Exercise description: In the material below, find each line holding the string "Seyahat" and copy it.

Working data:
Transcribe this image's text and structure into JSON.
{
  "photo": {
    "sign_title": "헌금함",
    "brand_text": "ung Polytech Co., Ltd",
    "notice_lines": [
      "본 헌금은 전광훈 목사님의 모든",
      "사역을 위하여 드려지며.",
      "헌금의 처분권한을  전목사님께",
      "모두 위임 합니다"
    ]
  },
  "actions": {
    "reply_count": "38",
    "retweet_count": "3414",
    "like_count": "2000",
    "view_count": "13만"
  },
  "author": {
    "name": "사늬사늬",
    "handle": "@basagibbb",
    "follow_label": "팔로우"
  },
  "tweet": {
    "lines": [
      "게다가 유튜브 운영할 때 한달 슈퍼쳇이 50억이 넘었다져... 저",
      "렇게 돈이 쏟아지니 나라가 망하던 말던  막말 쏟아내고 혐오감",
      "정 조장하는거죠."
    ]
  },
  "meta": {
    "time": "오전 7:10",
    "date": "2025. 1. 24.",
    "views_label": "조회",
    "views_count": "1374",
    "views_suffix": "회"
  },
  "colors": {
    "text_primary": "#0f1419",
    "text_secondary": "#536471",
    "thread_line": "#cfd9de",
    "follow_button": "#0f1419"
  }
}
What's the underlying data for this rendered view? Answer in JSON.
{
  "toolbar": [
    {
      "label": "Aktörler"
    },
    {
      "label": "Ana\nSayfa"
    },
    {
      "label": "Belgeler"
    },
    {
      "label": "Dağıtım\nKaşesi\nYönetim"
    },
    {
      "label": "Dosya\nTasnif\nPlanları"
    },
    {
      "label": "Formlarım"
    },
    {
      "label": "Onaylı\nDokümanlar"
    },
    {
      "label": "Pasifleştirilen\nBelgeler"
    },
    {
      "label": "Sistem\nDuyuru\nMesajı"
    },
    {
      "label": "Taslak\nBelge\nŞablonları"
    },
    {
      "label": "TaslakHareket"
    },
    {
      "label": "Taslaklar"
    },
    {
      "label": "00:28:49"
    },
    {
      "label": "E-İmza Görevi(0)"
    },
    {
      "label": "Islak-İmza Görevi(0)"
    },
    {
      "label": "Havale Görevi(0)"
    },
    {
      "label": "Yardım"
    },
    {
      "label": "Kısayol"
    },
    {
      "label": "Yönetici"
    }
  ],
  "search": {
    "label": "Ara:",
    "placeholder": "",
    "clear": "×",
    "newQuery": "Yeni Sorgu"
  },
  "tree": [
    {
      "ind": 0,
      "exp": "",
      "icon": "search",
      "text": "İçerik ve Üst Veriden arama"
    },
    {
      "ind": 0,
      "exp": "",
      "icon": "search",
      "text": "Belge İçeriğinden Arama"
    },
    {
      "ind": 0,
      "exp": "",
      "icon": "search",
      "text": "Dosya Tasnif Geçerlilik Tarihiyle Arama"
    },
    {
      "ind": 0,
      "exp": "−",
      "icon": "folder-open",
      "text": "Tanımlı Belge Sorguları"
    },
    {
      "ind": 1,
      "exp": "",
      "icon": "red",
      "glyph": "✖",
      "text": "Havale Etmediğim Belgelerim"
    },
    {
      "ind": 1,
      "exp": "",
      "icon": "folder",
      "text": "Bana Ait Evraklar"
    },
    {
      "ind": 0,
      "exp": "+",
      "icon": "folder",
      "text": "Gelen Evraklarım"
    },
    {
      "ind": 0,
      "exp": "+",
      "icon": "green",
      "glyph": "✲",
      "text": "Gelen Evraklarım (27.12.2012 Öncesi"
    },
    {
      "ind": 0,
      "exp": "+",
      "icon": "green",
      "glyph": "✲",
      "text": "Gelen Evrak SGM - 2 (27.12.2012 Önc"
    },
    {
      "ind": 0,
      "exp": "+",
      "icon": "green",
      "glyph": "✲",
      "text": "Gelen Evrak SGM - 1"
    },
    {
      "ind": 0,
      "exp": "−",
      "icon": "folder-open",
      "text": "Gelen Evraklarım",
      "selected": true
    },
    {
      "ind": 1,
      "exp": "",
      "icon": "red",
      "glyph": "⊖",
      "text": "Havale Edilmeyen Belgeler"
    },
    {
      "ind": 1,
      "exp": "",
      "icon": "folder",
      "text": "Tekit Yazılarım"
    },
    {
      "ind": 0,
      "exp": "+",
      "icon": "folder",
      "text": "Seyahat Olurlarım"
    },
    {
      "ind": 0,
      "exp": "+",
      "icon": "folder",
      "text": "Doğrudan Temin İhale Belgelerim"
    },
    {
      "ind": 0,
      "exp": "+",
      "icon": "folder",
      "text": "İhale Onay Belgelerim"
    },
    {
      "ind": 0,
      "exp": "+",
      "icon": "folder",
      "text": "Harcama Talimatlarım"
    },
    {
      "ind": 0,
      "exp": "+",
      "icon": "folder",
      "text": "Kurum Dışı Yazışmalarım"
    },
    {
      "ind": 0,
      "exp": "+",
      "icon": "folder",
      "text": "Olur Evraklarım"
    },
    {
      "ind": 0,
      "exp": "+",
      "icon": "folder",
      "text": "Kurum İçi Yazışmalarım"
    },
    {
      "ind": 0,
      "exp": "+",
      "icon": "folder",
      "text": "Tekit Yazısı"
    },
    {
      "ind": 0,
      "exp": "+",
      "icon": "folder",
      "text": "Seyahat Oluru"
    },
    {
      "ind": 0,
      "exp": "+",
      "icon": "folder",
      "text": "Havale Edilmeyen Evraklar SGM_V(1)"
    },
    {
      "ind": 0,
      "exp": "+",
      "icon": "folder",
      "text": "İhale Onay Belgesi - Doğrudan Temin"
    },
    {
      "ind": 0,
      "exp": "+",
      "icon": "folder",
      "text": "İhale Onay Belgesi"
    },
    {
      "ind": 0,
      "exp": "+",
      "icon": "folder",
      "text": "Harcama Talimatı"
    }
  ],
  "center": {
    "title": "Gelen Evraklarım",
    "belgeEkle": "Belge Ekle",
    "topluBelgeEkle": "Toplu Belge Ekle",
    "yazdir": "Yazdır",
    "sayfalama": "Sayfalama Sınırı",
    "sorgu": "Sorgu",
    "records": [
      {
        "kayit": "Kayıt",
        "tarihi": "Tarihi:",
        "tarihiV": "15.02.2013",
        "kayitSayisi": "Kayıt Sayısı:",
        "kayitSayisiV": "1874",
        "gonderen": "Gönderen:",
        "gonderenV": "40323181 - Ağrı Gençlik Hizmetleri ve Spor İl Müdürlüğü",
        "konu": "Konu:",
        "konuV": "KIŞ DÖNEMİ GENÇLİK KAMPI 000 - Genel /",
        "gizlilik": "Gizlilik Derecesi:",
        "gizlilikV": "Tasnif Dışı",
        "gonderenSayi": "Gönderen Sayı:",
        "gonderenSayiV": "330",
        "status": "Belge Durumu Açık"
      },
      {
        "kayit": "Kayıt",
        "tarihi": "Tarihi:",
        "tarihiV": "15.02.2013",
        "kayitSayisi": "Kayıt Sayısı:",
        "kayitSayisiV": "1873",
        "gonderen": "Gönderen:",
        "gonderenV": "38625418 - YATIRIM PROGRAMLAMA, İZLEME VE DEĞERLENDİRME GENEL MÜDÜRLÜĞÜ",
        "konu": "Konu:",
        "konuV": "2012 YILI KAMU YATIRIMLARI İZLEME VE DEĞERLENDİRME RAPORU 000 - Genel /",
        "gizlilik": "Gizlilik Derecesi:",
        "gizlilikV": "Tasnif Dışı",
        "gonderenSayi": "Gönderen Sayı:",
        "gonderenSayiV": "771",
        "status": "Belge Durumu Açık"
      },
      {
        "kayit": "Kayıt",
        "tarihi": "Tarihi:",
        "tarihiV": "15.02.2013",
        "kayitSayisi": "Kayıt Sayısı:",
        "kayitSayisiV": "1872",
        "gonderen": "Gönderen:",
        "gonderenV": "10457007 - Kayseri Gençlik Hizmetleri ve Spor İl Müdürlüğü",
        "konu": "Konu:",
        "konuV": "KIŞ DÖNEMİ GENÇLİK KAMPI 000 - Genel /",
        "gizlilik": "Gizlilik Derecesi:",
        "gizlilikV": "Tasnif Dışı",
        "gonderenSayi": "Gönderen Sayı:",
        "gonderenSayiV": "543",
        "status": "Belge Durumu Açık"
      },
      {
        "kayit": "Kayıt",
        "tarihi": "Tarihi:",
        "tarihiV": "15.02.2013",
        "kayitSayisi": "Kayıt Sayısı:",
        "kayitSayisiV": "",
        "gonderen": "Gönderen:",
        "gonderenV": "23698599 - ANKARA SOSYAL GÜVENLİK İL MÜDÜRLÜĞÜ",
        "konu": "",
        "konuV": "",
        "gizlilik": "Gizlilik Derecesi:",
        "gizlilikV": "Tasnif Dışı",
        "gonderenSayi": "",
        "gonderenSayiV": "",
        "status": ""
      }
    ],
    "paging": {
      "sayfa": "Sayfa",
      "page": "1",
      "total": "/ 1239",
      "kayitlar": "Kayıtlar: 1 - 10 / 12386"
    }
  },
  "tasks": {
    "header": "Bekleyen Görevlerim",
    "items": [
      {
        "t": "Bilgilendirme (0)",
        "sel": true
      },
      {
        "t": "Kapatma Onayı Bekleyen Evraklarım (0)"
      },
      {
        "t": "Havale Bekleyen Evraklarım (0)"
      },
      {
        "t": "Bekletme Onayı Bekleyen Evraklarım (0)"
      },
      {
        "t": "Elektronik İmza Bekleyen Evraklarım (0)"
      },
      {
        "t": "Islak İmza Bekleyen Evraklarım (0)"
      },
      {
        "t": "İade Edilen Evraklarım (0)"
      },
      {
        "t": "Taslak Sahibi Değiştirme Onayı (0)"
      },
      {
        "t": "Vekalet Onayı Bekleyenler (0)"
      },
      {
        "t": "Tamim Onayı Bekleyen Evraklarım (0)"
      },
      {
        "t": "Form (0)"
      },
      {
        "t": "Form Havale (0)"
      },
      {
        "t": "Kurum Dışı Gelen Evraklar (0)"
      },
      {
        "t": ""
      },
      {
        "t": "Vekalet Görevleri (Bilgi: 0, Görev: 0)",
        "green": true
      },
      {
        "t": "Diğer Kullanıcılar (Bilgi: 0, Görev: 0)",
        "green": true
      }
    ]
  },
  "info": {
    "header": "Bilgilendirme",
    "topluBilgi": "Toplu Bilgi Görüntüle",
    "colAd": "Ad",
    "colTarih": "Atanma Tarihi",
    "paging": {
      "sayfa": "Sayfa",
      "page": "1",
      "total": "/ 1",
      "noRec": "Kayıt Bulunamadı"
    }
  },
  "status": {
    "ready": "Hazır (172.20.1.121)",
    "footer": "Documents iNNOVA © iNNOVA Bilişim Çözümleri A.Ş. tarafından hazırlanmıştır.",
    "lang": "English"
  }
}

Written answer:
      "text": "Seyahat Olurlarım"
      "text": "Seyahat Oluru"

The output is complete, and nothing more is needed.